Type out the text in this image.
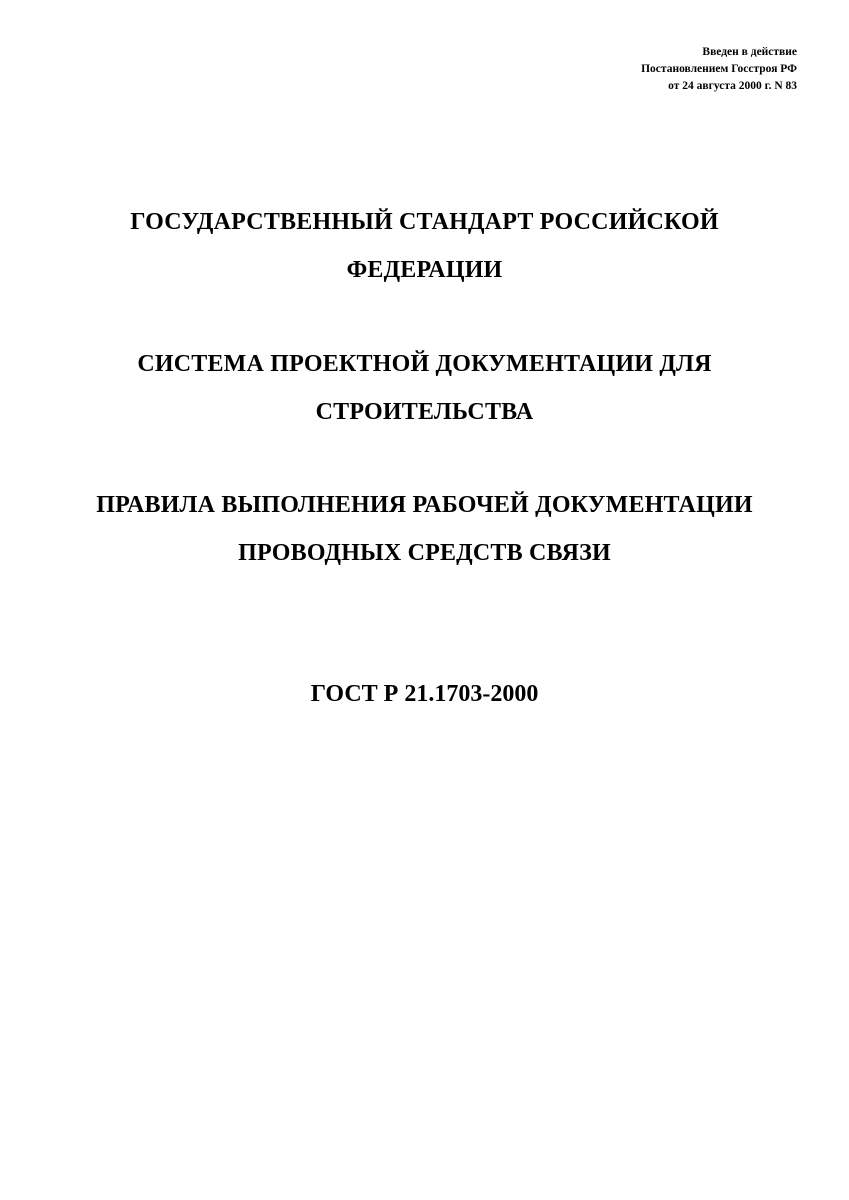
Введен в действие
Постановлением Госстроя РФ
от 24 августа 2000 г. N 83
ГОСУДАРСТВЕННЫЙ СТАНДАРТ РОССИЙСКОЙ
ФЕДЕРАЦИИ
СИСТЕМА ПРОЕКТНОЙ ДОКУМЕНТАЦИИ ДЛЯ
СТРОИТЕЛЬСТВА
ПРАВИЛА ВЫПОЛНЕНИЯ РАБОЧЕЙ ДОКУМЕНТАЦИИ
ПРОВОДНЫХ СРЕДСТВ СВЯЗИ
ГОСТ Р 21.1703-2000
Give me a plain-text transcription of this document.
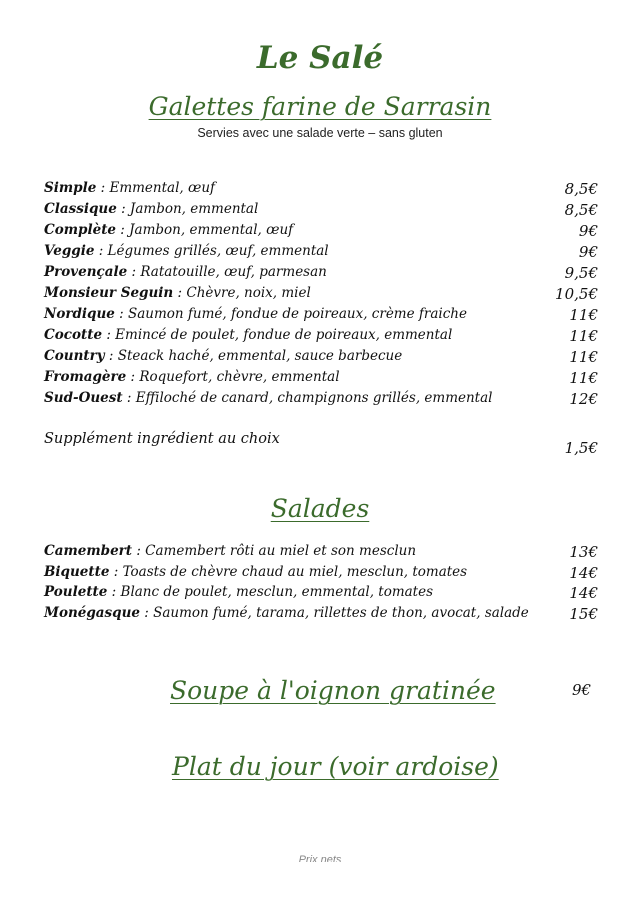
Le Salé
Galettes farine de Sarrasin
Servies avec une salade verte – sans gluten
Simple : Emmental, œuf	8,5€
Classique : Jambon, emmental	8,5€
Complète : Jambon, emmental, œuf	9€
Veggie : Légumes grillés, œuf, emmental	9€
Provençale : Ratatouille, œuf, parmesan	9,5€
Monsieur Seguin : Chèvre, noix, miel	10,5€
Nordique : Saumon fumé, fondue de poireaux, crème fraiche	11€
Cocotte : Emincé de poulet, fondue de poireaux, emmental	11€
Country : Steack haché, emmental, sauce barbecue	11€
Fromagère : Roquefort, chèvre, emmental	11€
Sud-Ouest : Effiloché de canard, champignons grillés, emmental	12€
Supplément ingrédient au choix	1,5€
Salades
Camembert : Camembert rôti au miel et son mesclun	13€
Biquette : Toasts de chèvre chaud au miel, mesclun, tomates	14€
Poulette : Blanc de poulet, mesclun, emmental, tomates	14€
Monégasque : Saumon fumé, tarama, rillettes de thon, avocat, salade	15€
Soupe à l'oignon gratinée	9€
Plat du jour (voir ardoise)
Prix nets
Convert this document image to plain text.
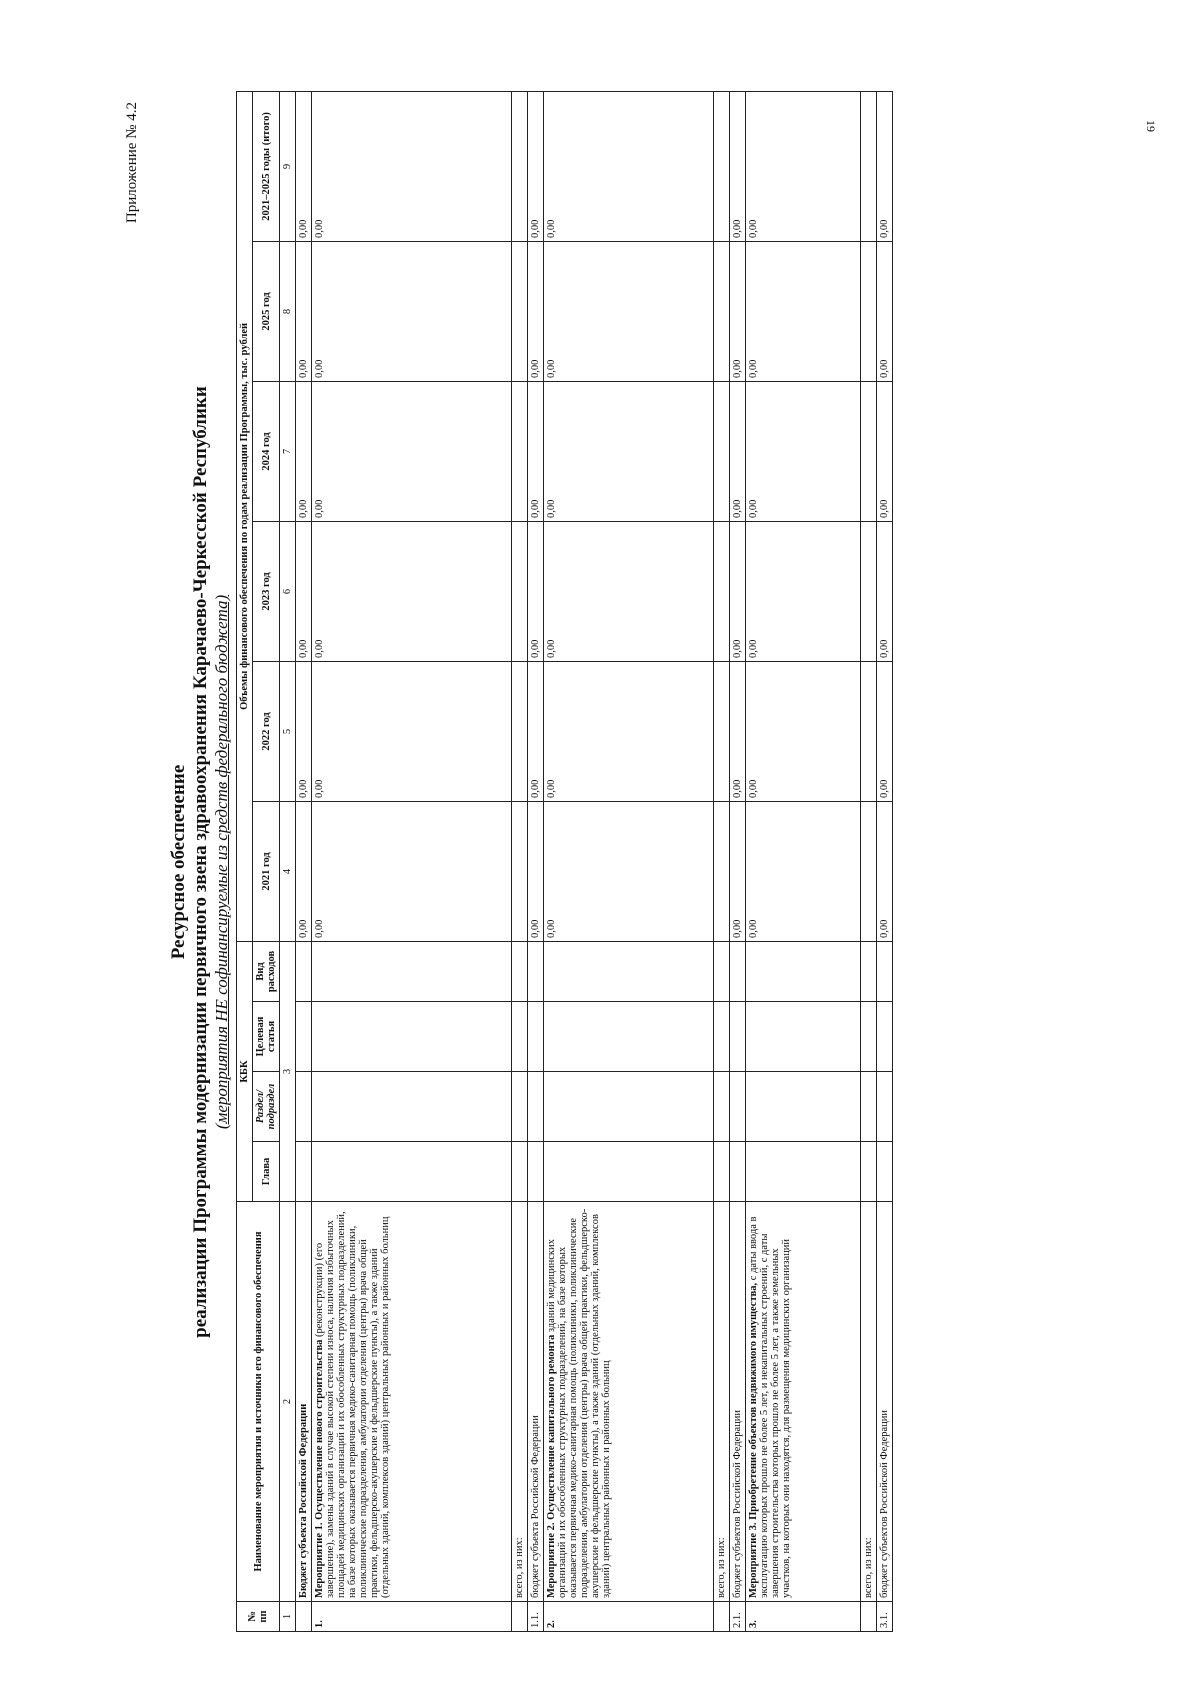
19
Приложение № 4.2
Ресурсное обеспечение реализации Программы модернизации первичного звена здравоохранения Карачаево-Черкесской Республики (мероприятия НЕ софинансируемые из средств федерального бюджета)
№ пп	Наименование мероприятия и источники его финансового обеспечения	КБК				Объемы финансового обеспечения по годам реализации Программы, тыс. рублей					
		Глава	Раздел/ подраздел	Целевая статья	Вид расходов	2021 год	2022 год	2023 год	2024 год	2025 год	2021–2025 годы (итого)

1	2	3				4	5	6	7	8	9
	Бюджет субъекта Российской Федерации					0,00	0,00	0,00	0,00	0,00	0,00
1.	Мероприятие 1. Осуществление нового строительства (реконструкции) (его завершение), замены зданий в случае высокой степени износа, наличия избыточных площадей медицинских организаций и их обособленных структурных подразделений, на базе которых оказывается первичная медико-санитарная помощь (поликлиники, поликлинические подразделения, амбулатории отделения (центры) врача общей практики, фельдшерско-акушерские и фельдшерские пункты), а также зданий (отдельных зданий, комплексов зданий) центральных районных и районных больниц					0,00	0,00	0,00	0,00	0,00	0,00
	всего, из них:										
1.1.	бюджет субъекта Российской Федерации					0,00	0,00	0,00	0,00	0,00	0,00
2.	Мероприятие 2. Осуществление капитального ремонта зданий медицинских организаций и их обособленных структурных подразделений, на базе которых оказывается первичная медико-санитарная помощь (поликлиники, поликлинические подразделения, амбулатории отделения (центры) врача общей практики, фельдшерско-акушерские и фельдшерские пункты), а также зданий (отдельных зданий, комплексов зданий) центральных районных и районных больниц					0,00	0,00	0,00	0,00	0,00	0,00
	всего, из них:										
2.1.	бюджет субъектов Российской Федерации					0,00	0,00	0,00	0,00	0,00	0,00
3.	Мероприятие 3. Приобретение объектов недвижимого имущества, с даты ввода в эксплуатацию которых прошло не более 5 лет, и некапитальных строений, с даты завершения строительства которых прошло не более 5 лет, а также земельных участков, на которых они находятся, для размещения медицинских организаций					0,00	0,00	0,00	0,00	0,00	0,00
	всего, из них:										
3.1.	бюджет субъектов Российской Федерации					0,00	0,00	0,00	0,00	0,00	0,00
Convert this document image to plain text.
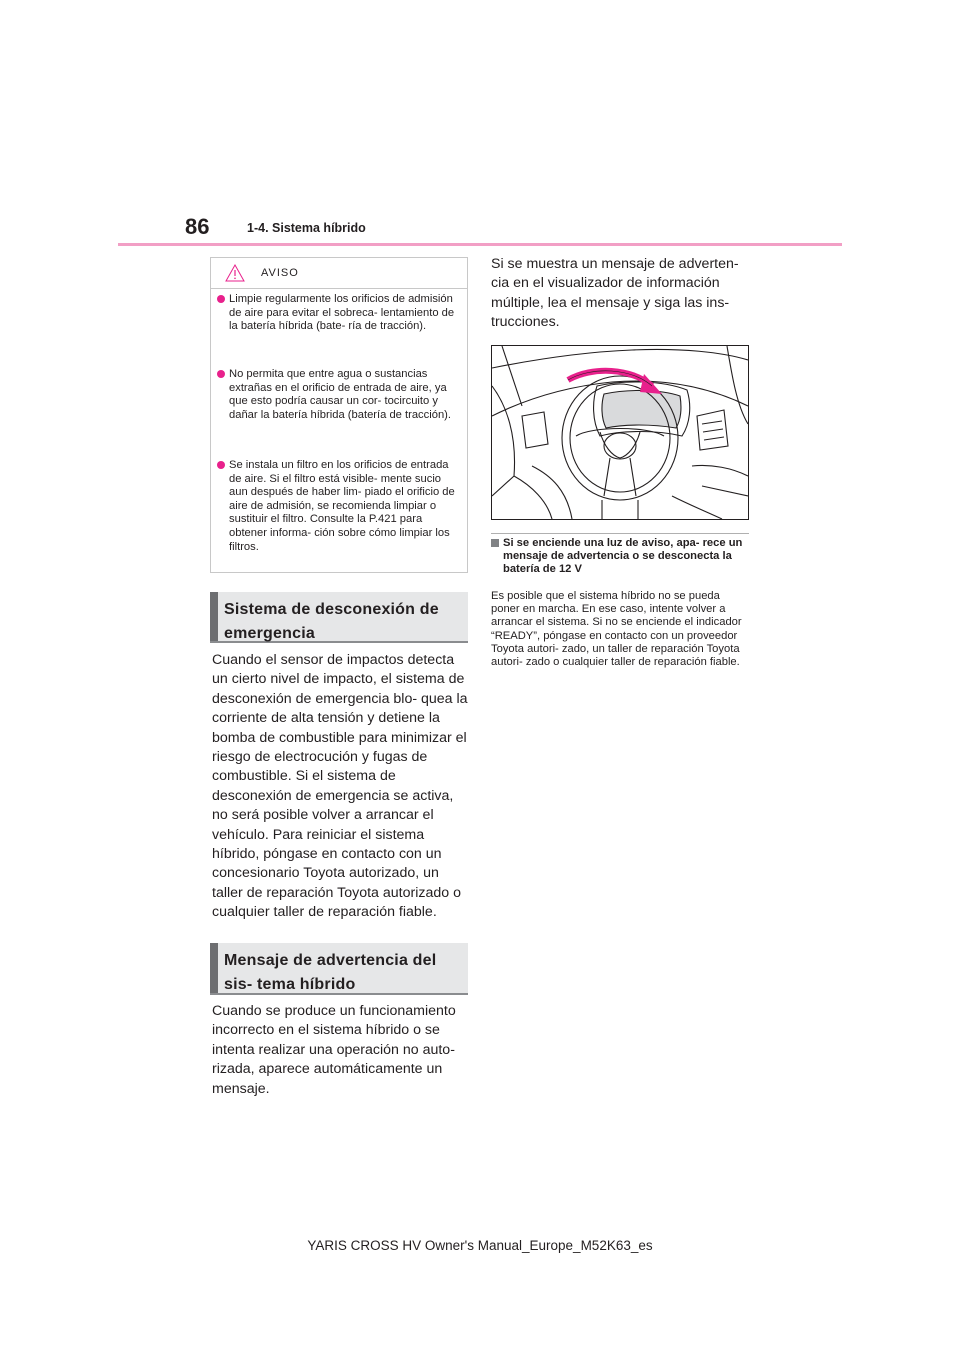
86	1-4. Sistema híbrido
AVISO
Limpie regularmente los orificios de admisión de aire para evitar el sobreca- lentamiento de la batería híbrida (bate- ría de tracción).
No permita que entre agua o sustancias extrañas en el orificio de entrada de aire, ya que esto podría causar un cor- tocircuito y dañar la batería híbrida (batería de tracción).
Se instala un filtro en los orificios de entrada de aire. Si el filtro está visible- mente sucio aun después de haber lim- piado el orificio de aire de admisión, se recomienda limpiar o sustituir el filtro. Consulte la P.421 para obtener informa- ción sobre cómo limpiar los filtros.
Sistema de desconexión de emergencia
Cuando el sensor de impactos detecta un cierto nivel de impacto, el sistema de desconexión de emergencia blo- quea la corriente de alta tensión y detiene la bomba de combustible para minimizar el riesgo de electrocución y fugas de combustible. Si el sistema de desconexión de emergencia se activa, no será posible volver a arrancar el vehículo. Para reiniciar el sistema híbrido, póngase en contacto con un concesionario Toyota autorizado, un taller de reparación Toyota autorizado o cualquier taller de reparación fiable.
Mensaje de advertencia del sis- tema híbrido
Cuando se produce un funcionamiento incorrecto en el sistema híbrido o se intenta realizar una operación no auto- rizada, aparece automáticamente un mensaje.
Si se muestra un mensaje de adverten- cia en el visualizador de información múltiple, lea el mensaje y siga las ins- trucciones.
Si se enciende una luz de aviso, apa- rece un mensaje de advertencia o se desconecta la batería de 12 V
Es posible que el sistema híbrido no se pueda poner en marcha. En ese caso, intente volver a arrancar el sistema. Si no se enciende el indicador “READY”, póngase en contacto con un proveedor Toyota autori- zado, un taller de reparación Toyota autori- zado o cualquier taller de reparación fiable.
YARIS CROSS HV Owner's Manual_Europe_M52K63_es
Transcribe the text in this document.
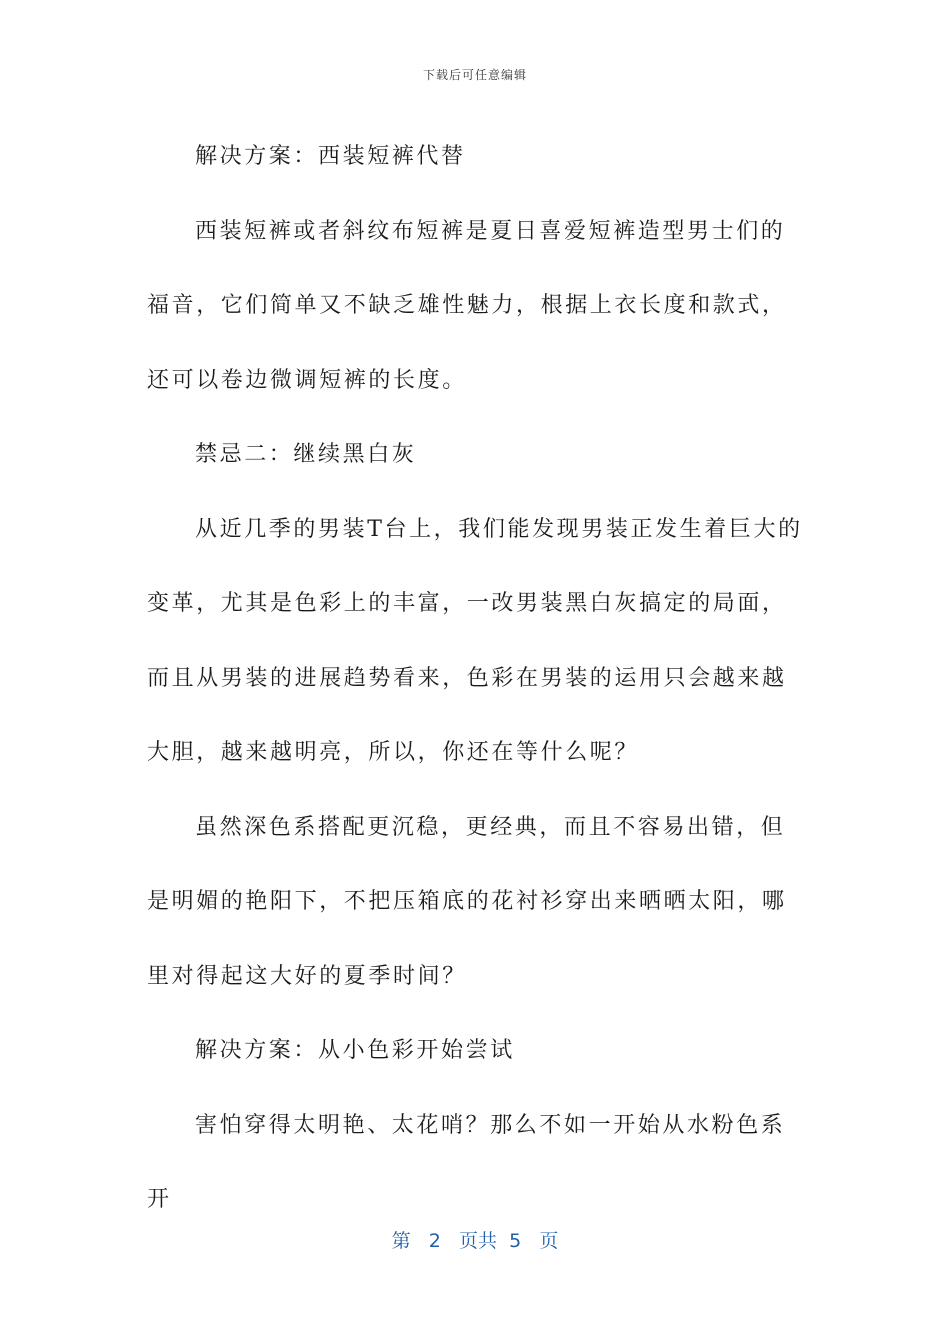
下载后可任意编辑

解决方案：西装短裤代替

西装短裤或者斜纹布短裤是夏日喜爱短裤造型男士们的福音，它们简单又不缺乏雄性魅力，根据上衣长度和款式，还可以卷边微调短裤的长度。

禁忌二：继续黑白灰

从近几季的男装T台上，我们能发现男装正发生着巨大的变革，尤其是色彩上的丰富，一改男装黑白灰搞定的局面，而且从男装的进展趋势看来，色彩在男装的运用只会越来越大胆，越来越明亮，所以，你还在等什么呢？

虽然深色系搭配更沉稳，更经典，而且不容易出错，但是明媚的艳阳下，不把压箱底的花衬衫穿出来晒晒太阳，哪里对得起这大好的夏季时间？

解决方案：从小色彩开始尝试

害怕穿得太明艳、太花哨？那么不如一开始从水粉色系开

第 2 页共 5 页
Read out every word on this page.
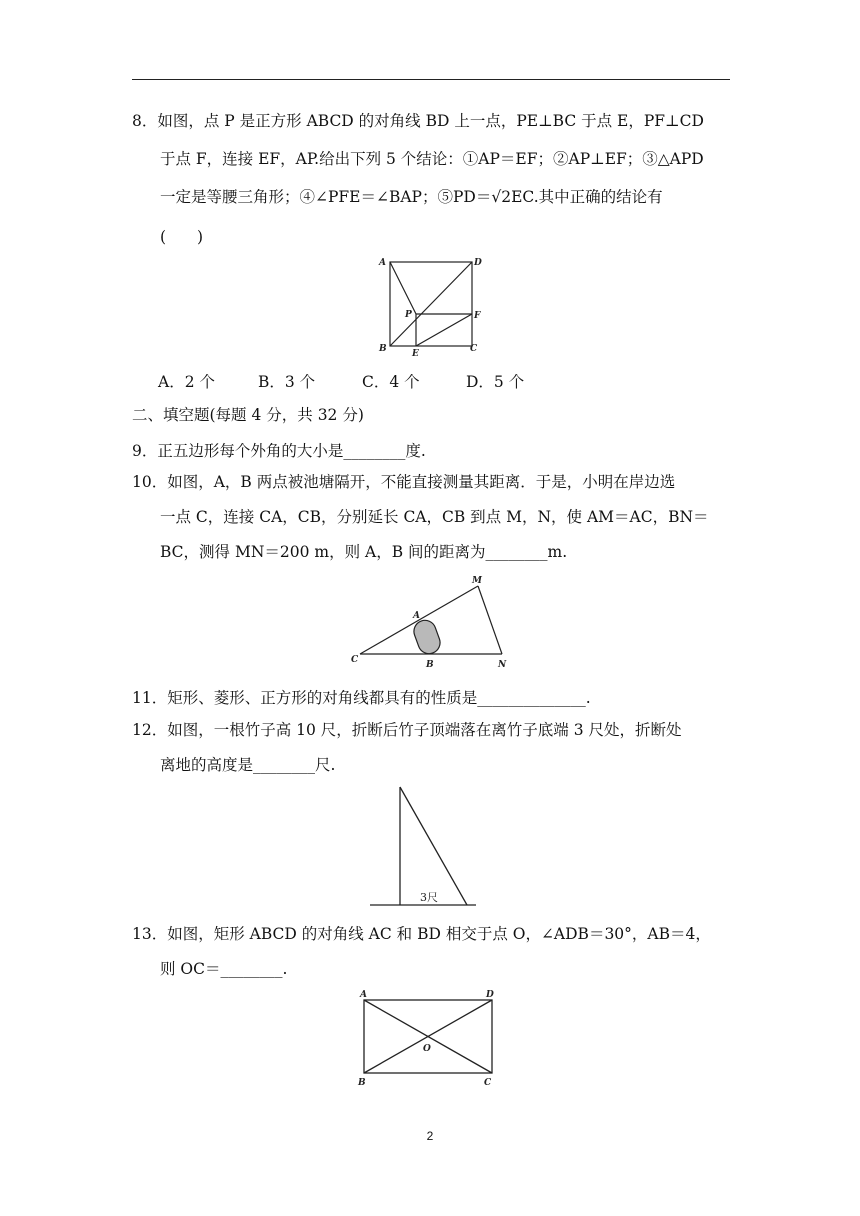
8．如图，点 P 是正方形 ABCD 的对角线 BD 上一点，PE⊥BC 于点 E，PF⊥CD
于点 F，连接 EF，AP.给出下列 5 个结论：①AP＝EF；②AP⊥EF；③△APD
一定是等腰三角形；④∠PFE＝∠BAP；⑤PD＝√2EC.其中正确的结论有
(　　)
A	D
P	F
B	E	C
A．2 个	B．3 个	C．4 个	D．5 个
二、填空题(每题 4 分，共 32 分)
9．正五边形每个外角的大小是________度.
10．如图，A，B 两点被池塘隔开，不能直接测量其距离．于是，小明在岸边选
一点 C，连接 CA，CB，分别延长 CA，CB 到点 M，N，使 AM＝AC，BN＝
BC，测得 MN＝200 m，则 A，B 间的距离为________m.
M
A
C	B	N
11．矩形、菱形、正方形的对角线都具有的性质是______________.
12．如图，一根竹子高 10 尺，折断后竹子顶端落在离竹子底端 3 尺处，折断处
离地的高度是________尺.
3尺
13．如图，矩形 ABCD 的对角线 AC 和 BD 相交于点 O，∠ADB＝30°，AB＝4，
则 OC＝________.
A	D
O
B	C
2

### WRITTEN TASK
Using the material above, gather every line that includes "ABCD".

### ANSWER TO THE PROBLEM
8．如图，点 P 是正方形 ABCD 的对角线 BD 上一点，PE⊥BC 于点 E，PF⊥CD
13．如图，矩形 ABCD 的对角线 AC 和 BD 相交于点 O，∠ADB＝30°，AB＝4，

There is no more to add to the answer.